What you need to do: Leaving out all images, write out the records that follow exactly.

Data for this task:
——
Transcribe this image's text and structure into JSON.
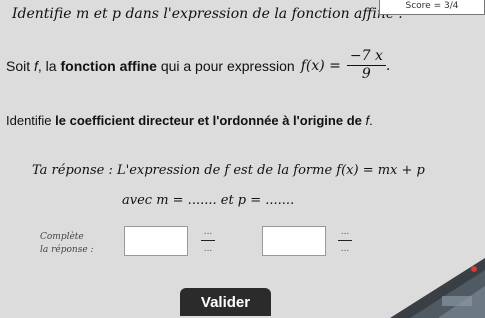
{
  "header": {
    "title": "Identifie m et p dans l'expression de la fonction affine :",
    "score": "Score = 3/4"
  },
  "question": {
    "intro_prefix": "Soit",
    "intro_f": "f",
    "intro_mid": ", la",
    "intro_bold": "fonction affine",
    "intro_suffix": "qui a pour expression",
    "formula_lhs": "f(x) =",
    "numerator": "−7 x",
    "denominator": "9",
    "period": ".",
    "task_prefix": "Identifie",
    "task_bold": "le coefficient directeur et l'ordonnée à l'origine de",
    "task_f": "f",
    "task_suffix": "."
  },
  "answer": {
    "line": "Ta réponse : L'expression de f est de la forme f(x) = mx + p",
    "avec": "avec m = ....... et p = ......."
  },
  "inputs": {
    "label_line1": "Complète",
    "label_line2": "la réponse :",
    "fraction_top": "...",
    "fraction_bottom": "..."
  },
  "actions": {
    "submit": "Valider"
  }
}
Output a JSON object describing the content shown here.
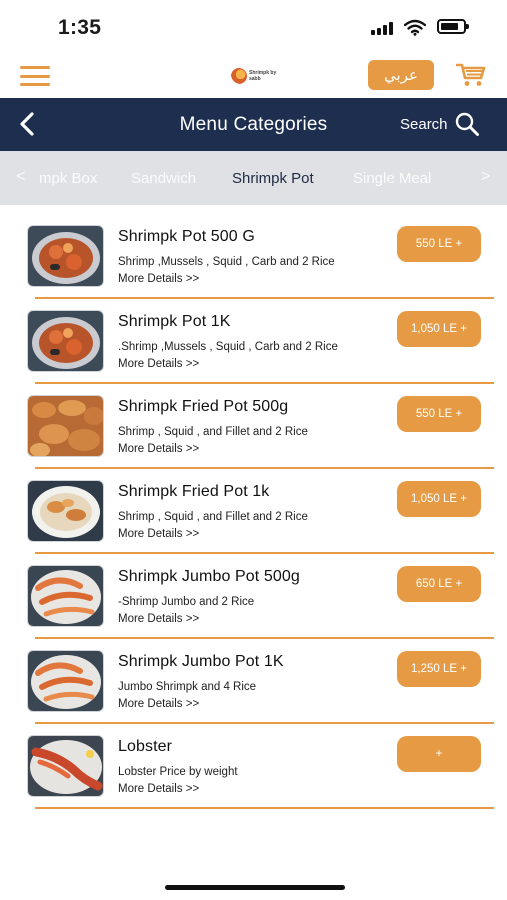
{
  "status": {
    "time": "1:35"
  },
  "topbar": {
    "language_label": "عربي",
    "logo_text": "Shrimpk by sabb"
  },
  "header": {
    "title": "Menu Categories",
    "search_label": "Search"
  },
  "tabs": {
    "items": [
      {
        "label": "mpk Box",
        "active": false
      },
      {
        "label": "Sandwich",
        "active": false
      },
      {
        "label": "Shrimpk Pot",
        "active": true
      },
      {
        "label": "Single Meal",
        "active": false
      }
    ],
    "prev_arrow": "<",
    "next_arrow": ">"
  },
  "items": [
    {
      "name": "Shrimpk Pot 500 G",
      "desc": "Shrimp ,Mussels , Squid , Carb and 2 Rice",
      "more": "More Details >>",
      "price": "550 LE +",
      "thumb": "seafood-pot"
    },
    {
      "name": "Shrimpk Pot 1K",
      "desc": ".Shrimp ,Mussels , Squid , Carb and 2 Rice",
      "more": "More Details >>",
      "price": "1,050 LE +",
      "thumb": "seafood-pot"
    },
    {
      "name": "Shrimpk Fried Pot 500g",
      "desc": "Shrimp  , Squid , and Fillet  and 2 Rice",
      "more": "More Details >>",
      "price": "550 LE +",
      "thumb": "fried-shrimp"
    },
    {
      "name": "Shrimpk Fried Pot 1k",
      "desc": "Shrimp  , Squid , and Fillet  and 2 Rice",
      "more": "More Details >>",
      "price": "1,050 LE +",
      "thumb": "fried-plate"
    },
    {
      "name": "Shrimpk Jumbo Pot 500g",
      "desc": "-Shrimp Jumbo and 2 Rice",
      "more": "More Details >>",
      "price": "650 LE +",
      "thumb": "jumbo-shrimp"
    },
    {
      "name": "Shrimpk Jumbo Pot 1K",
      "desc": "Jumbo Shrimpk and 4 Rice",
      "more": "More Details >>",
      "price": "1,250 LE +",
      "thumb": "jumbo-shrimp"
    },
    {
      "name": "Lobster",
      "desc": "Lobster Price by weight",
      "more": "More Details >>",
      "price": "+",
      "thumb": "lobster"
    }
  ],
  "colors": {
    "accent": "#e59a43",
    "header_bg": "#1d2e4e",
    "tabs_bg": "#dfe1e4"
  }
}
——
Full output:
Transcribe this image's text and structure into JSON.
{
  "header": {
    "title": "Identifie m et p dans l'expression de la fonction affine :",
    "score": "Score = 3/4"
  },
  "question": {
    "intro_prefix": "Soit",
    "intro_f": "f",
    "intro_mid": ", la",
    "intro_bold": "fonction affine",
    "intro_suffix": "qui a pour expression",
    "formula_lhs": "f(x) =",
    "numerator": "−7 x",
    "denominator": "9",
    "period": ".",
    "task_prefix": "Identifie",
    "task_bold": "le coefficient directeur et l'ordonnée à l'origine de",
    "task_f": "f",
    "task_suffix": "."
  },
  "answer": {
    "line": "Ta réponse : L'expression de f est de la forme f(x) = mx + p",
    "avec": "avec m = ....... et p = ......."
  },
  "inputs": {
    "label_line1": "Complète",
    "label_line2": "la réponse :",
    "fraction_top": "...",
    "fraction_bottom": "..."
  },
  "actions": {
    "submit": "Valider"
  }
}
Output a JSON object describing the content shown here.
{
  "status": {
    "time": "1:35"
  },
  "topbar": {
    "language_label": "عربي",
    "logo_text": "Shrimpk by sabb"
  },
  "header": {
    "title": "Menu Categories",
    "search_label": "Search"
  },
  "tabs": {
    "items": [
      {
        "label": "mpk Box",
        "active": false
      },
      {
        "label": "Sandwich",
        "active": false
      },
      {
        "label": "Shrimpk Pot",
        "active": true
      },
      {
        "label": "Single Meal",
        "active": false
      }
    ],
    "prev_arrow": "<",
    "next_arrow": ">"
  },
  "items": [
    {
      "name": "Shrimpk Pot 500 G",
      "desc": "Shrimp ,Mussels , Squid , Carb and 2 Rice",
      "more": "More Details >>",
      "price": "550 LE +",
      "thumb": "seafood-pot"
    },
    {
      "name": "Shrimpk Pot 1K",
      "desc": ".Shrimp ,Mussels , Squid , Carb and 2 Rice",
      "more": "More Details >>",
      "price": "1,050 LE +",
      "thumb": "seafood-pot"
    },
    {
      "name": "Shrimpk Fried Pot 500g",
      "desc": "Shrimp  , Squid , and Fillet  and 2 Rice",
      "more": "More Details >>",
      "price": "550 LE +",
      "thumb": "fried-shrimp"
    },
    {
      "name": "Shrimpk Fried Pot 1k",
      "desc": "Shrimp  , Squid , and Fillet  and 2 Rice",
      "more": "More Details >>",
      "price": "1,050 LE +",
      "thumb": "fried-plate"
    },
    {
      "name": "Shrimpk Jumbo Pot 500g",
      "desc": "-Shrimp Jumbo and 2 Rice",
      "more": "More Details >>",
      "price": "650 LE +",
      "thumb": "jumbo-shrimp"
    },
    {
      "name": "Shrimpk Jumbo Pot 1K",
      "desc": "Jumbo Shrimpk and 4 Rice",
      "more": "More Details >>",
      "price": "1,250 LE +",
      "thumb": "jumbo-shrimp"
    },
    {
      "name": "Lobster",
      "desc": "Lobster Price by weight",
      "more": "More Details >>",
      "price": "+",
      "thumb": "lobster"
    }
  ],
  "colors": {
    "accent": "#e59a43",
    "header_bg": "#1d2e4e",
    "tabs_bg": "#dfe1e4"
  }
}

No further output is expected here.